Exercise.
What follows is a set of records; repeat all of them exactly.

Exercise inputs.
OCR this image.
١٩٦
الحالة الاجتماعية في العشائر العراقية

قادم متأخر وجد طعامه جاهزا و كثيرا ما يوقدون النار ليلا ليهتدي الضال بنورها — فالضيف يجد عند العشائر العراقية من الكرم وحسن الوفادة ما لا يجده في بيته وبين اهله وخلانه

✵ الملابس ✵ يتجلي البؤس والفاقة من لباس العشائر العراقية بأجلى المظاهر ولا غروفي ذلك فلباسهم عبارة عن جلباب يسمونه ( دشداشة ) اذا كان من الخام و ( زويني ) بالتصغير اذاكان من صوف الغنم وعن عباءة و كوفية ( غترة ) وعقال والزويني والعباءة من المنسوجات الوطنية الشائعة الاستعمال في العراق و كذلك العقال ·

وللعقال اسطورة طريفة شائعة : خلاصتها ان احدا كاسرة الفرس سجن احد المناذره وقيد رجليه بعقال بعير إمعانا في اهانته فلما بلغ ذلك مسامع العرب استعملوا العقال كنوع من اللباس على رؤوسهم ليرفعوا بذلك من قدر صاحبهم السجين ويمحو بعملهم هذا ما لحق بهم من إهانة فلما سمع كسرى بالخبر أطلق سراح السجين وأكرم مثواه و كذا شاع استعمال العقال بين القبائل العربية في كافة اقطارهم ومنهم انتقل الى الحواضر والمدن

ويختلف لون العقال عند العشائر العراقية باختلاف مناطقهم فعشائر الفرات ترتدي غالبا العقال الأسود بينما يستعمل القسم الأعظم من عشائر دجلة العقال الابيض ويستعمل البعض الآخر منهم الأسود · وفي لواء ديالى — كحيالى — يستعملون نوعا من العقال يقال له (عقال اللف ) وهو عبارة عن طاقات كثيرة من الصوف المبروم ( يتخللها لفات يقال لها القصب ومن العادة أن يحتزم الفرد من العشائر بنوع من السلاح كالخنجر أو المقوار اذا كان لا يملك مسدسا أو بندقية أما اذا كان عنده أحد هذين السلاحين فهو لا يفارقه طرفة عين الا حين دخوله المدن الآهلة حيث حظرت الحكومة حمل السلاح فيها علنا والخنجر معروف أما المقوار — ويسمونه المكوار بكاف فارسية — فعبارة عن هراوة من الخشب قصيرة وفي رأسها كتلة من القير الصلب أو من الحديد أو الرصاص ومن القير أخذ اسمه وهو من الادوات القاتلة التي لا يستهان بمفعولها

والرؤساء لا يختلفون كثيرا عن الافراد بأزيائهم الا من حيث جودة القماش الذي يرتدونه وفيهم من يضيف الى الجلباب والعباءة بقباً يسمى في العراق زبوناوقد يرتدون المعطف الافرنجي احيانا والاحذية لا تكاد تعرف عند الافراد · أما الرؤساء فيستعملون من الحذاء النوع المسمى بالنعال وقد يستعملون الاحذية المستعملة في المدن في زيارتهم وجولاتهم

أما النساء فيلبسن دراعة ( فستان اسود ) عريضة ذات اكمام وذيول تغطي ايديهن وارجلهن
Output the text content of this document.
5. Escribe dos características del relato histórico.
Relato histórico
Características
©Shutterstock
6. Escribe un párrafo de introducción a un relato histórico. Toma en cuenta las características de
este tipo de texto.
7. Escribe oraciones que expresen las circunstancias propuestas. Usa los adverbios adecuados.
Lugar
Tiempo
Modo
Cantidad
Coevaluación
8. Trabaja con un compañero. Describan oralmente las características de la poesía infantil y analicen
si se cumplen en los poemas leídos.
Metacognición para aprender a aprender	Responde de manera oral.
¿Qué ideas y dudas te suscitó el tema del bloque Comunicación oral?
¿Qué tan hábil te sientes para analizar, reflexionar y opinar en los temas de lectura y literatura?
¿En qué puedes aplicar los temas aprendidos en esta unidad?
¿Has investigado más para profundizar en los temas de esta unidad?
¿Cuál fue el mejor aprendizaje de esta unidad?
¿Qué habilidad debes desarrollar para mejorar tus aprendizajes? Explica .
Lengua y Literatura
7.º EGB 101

Result of the task.
OCR this image.
١٩٦
الحالة الاجتماعية في العشائر العراقية

قادم متأخر وجد طعامه جاهزا و كثيرا ما يوقدون النار ليلا ليهتدي الضال بنورها — فالضيف يجد عند العشائر العراقية من الكرم وحسن الوفادة ما لا يجده في بيته وبين اهله وخلانه

✵ الملابس ✵ يتجلي البؤس والفاقة من لباس العشائر العراقية بأجلى المظاهر ولا غروفي ذلك فلباسهم عبارة عن جلباب يسمونه ( دشداشة ) اذا كان من الخام و ( زويني ) بالتصغير اذاكان من صوف الغنم وعن عباءة و كوفية ( غترة ) وعقال والزويني والعباءة من المنسوجات الوطنية الشائعة الاستعمال في العراق و كذلك العقال ·

وللعقال اسطورة طريفة شائعة : خلاصتها ان احدا كاسرة الفرس سجن احد المناذره وقيد رجليه بعقال بعير إمعانا في اهانته فلما بلغ ذلك مسامع العرب استعملوا العقال كنوع من اللباس على رؤوسهم ليرفعوا بذلك من قدر صاحبهم السجين ويمحو بعملهم هذا ما لحق بهم من إهانة فلما سمع كسرى بالخبر أطلق سراح السجين وأكرم مثواه و كذا شاع استعمال العقال بين القبائل العربية في كافة اقطارهم ومنهم انتقل الى الحواضر والمدن

ويختلف لون العقال عند العشائر العراقية باختلاف مناطقهم فعشائر الفرات ترتدي غالبا العقال الأسود بينما يستعمل القسم الأعظم من عشائر دجلة العقال الابيض ويستعمل البعض الآخر منهم الأسود · وفي لواء ديالى — كحيالى — يستعملون نوعا من العقال يقال له (عقال اللف ) وهو عبارة عن طاقات كثيرة من الصوف المبروم ( يتخللها لفات يقال لها القصب ومن العادة أن يحتزم الفرد من العشائر بنوع من السلاح كالخنجر أو المقوار اذا كان لا يملك مسدسا أو بندقية أما اذا كان عنده أحد هذين السلاحين فهو لا يفارقه طرفة عين الا حين دخوله المدن الآهلة حيث حظرت الحكومة حمل السلاح فيها علنا والخنجر معروف أما المقوار — ويسمونه المكوار بكاف فارسية — فعبارة عن هراوة من الخشب قصيرة وفي رأسها كتلة من القير الصلب أو من الحديد أو الرصاص ومن القير أخذ اسمه وهو من الادوات القاتلة التي لا يستهان بمفعولها

والرؤساء لا يختلفون كثيرا عن الافراد بأزيائهم الا من حيث جودة القماش الذي يرتدونه وفيهم من يضيف الى الجلباب والعباءة بقباً يسمى في العراق زبوناوقد يرتدون المعطف الافرنجي احيانا والاحذية لا تكاد تعرف عند الافراد · أما الرؤساء فيستعملون من الحذاء النوع المسمى بالنعال وقد يستعملون الاحذية المستعملة في المدن في زيارتهم وجولاتهم

أما النساء فيلبسن دراعة ( فستان اسود ) عريضة ذات اكمام وذيول تغطي ايديهن وارجلهن
Output the text content of this document.
5. Escribe dos características del relato histórico.
Relato histórico
Características
©Shutterstock
6. Escribe un párrafo de introducción a un relato histórico. Toma en cuenta las características de
este tipo de texto.
7. Escribe oraciones que expresen las circunstancias propuestas. Usa los adverbios adecuados.
Lugar
Tiempo
Modo
Cantidad
Coevaluación
8. Trabaja con un compañero. Describan oralmente las características de la poesía infantil y analicen
si se cumplen en los poemas leídos.
Metacognición para aprender a aprender	Responde de manera oral.
¿Qué ideas y dudas te suscitó el tema del bloque Comunicación oral?
¿Qué tan hábil te sientes para analizar, reflexionar y opinar en los temas de lectura y literatura?
¿En qué puedes aplicar los temas aprendidos en esta unidad?
¿Has investigado más para profundizar en los temas de esta unidad?
¿Cuál fue el mejor aprendizaje de esta unidad?
¿Qué habilidad debes desarrollar para mejorar tus aprendizajes? Explica .
Lengua y Literatura
7.º EGB 101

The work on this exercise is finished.